*Job*
Copy every record word for word.

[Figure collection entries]
-=-=-=-=-

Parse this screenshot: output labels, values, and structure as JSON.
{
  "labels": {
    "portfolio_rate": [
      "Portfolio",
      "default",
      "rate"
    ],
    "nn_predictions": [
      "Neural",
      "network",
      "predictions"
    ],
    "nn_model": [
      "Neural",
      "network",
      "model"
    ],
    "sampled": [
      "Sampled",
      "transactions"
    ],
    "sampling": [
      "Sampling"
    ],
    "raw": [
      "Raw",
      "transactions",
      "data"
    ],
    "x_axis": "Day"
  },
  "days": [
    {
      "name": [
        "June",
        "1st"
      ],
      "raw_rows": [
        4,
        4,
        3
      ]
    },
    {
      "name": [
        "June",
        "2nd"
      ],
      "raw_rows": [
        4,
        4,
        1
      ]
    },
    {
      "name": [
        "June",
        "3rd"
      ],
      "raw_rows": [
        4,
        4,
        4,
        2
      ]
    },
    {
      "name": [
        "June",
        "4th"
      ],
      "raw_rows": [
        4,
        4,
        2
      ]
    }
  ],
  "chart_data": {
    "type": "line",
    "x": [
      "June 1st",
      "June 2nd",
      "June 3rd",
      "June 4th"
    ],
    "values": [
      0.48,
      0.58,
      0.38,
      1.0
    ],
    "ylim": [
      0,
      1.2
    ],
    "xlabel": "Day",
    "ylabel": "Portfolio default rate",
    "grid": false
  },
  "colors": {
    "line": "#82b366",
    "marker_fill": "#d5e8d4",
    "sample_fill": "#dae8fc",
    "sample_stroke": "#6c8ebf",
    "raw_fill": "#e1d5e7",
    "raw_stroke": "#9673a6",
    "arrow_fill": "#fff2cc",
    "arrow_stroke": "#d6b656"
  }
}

-=-=-=-=-

*Output*
Parse this screenshot: output labels, values, and structure as JSON.
{
  "labels": {
    "portfolio_rate": [
      "Portfolio",
      "default",
      "rate"
    ],
    "nn_predictions": [
      "Neural",
      "network",
      "predictions"
    ],
    "nn_model": [
      "Neural",
      "network",
      "model"
    ],
    "sampled": [
      "Sampled",
      "transactions"
    ],
    "sampling": [
      "Sampling"
    ],
    "raw": [
      "Raw",
      "transactions",
      "data"
    ],
    "x_axis": "Day"
  },
  "days": [
    {
      "name": [
        "June",
        "1st"
      ],
      "raw_rows": [
        4,
        4,
        3
      ]
    },
    {
      "name": [
        "June",
        "2nd"
      ],
      "raw_rows": [
        4,
        4,
        1
      ]
    },
    {
      "name": [
        "June",
        "3rd"
      ],
      "raw_rows": [
        4,
        4,
        4,
        2
      ]
    },
    {
      "name": [
        "June",
        "4th"
      ],
      "raw_rows": [
        4,
        4,
        2
      ]
    }
  ],
  "chart_data": {
    "type": "line",
    "x": [
      "June 1st",
      "June 2nd",
      "June 3rd",
      "June 4th"
    ],
    "values": [
      0.48,
      0.58,
      0.38,
      1.0
    ],
    "ylim": [
      0,
      1.2
    ],
    "xlabel": "Day",
    "ylabel": "Portfolio default rate",
    "grid": false
  },
  "colors": {
    "line": "#82b366",
    "marker_fill": "#d5e8d4",
    "sample_fill": "#dae8fc",
    "sample_stroke": "#6c8ebf",
    "raw_fill": "#e1d5e7",
    "raw_stroke": "#9673a6",
    "arrow_fill": "#fff2cc",
    "arrow_stroke": "#d6b656"
  }
}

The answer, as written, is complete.